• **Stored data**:

========================

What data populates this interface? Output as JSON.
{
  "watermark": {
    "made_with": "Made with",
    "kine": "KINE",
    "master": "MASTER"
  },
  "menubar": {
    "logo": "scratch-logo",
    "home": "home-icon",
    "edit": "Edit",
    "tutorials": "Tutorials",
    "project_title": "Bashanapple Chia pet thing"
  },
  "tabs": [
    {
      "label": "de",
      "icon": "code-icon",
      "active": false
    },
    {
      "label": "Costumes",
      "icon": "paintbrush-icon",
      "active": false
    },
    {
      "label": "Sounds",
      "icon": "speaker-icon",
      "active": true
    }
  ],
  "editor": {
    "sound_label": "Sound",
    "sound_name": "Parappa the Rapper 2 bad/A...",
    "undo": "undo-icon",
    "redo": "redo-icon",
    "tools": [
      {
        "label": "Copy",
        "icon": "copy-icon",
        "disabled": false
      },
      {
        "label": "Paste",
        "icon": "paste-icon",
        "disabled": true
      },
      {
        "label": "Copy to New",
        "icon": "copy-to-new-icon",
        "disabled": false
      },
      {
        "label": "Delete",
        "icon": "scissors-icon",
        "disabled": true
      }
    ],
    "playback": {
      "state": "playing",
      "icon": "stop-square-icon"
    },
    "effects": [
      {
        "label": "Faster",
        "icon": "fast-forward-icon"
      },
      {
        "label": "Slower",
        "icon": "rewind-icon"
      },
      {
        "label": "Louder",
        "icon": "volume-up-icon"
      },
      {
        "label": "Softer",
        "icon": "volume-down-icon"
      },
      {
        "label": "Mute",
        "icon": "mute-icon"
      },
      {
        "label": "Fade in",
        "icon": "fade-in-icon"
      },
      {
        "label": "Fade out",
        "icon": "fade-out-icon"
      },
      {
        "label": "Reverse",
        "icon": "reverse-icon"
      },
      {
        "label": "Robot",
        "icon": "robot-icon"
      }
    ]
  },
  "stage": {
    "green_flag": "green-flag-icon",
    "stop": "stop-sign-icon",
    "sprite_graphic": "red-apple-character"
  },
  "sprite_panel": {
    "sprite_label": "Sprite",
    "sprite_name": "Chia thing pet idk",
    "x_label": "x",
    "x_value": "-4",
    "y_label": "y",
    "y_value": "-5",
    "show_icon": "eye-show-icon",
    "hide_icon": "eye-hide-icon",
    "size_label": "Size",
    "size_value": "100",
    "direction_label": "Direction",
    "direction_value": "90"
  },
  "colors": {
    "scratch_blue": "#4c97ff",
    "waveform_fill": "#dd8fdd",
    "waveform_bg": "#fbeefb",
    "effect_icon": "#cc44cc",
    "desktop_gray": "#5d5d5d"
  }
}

========================

• **Requirement**: Extract all the entries word for word.

• **Solution to this task**:
What data populates this interface? Output as JSON.
{
  "watermark": {
    "made_with": "Made with",
    "kine": "KINE",
    "master": "MASTER"
  },
  "menubar": {
    "logo": "scratch-logo",
    "home": "home-icon",
    "edit": "Edit",
    "tutorials": "Tutorials",
    "project_title": "Bashanapple Chia pet thing"
  },
  "tabs": [
    {
      "label": "de",
      "icon": "code-icon",
      "active": false
    },
    {
      "label": "Costumes",
      "icon": "paintbrush-icon",
      "active": false
    },
    {
      "label": "Sounds",
      "icon": "speaker-icon",
      "active": true
    }
  ],
  "editor": {
    "sound_label": "Sound",
    "sound_name": "Parappa the Rapper 2 bad/A...",
    "undo": "undo-icon",
    "redo": "redo-icon",
    "tools": [
      {
        "label": "Copy",
        "icon": "copy-icon",
        "disabled": false
      },
      {
        "label": "Paste",
        "icon": "paste-icon",
        "disabled": true
      },
      {
        "label": "Copy to New",
        "icon": "copy-to-new-icon",
        "disabled": false
      },
      {
        "label": "Delete",
        "icon": "scissors-icon",
        "disabled": true
      }
    ],
    "playback": {
      "state": "playing",
      "icon": "stop-square-icon"
    },
    "effects": [
      {
        "label": "Faster",
        "icon": "fast-forward-icon"
      },
      {
        "label": "Slower",
        "icon": "rewind-icon"
      },
      {
        "label": "Louder",
        "icon": "volume-up-icon"
      },
      {
        "label": "Softer",
        "icon": "volume-down-icon"
      },
      {
        "label": "Mute",
        "icon": "mute-icon"
      },
      {
        "label": "Fade in",
        "icon": "fade-in-icon"
      },
      {
        "label": "Fade out",
        "icon": "fade-out-icon"
      },
      {
        "label": "Reverse",
        "icon": "reverse-icon"
      },
      {
        "label": "Robot",
        "icon": "robot-icon"
      }
    ]
  },
  "stage": {
    "green_flag": "green-flag-icon",
    "stop": "stop-sign-icon",
    "sprite_graphic": "red-apple-character"
  },
  "sprite_panel": {
    "sprite_label": "Sprite",
    "sprite_name": "Chia thing pet idk",
    "x_label": "x",
    "x_value": "-4",
    "y_label": "y",
    "y_value": "-5",
    "show_icon": "eye-show-icon",
    "hide_icon": "eye-hide-icon",
    "size_label": "Size",
    "size_value": "100",
    "direction_label": "Direction",
    "direction_value": "90"
  },
  "colors": {
    "scratch_blue": "#4c97ff",
    "waveform_fill": "#dd8fdd",
    "waveform_bg": "#fbeefb",
    "effect_icon": "#cc44cc",
    "desktop_gray": "#5d5d5d"
  }
}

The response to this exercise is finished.